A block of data
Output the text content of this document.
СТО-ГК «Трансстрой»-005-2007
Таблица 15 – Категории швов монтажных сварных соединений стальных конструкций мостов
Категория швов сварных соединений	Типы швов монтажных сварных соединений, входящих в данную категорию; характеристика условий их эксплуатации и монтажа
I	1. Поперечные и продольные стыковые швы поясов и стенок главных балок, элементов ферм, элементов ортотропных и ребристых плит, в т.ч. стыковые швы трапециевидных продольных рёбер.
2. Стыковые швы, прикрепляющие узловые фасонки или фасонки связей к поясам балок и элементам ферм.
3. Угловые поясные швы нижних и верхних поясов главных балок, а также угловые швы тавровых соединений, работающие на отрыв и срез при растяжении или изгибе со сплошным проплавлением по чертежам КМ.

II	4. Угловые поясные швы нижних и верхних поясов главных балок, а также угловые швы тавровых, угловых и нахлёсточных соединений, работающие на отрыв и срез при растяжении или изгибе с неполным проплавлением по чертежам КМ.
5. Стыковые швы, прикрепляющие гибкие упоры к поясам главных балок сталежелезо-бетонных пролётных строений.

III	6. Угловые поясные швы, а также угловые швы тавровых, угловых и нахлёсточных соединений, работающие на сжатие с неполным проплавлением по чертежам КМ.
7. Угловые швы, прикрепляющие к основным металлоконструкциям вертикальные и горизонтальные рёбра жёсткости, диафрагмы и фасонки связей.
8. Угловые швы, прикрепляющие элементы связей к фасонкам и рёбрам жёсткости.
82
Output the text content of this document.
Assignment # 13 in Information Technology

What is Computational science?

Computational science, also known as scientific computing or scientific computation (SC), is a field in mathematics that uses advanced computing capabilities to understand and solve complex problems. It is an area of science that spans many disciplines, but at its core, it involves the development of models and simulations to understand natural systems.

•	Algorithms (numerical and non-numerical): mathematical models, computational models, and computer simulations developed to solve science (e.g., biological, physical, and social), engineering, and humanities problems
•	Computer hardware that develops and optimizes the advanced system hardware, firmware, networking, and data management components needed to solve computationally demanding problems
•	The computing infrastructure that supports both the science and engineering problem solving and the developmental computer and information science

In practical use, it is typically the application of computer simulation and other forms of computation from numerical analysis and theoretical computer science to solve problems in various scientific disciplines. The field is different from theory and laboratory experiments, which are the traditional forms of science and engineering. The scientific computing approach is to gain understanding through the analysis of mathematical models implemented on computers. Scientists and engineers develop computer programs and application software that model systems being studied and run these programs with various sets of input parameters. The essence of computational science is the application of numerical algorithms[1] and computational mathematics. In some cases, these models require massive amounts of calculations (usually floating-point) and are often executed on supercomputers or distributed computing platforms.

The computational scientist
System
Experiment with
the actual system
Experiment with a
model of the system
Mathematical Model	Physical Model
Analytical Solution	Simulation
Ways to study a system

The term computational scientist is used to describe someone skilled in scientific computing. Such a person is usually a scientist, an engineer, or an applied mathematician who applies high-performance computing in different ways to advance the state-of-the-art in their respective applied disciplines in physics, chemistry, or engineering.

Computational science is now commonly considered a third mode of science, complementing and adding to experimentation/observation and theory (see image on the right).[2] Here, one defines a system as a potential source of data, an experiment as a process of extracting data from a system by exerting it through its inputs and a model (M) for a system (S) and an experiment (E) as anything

# Work to be completed
Pick out every line above that holds the word "сварных" and copy it.

# Completed exercise
Таблица 15 – Категории швов монтажных сварных соединений стальных конструкций мостов
Категория швов сварных соединений	Типы швов монтажных сварных соединений, входящих в данную категорию; характеристика условий их эксплуатации и монтажа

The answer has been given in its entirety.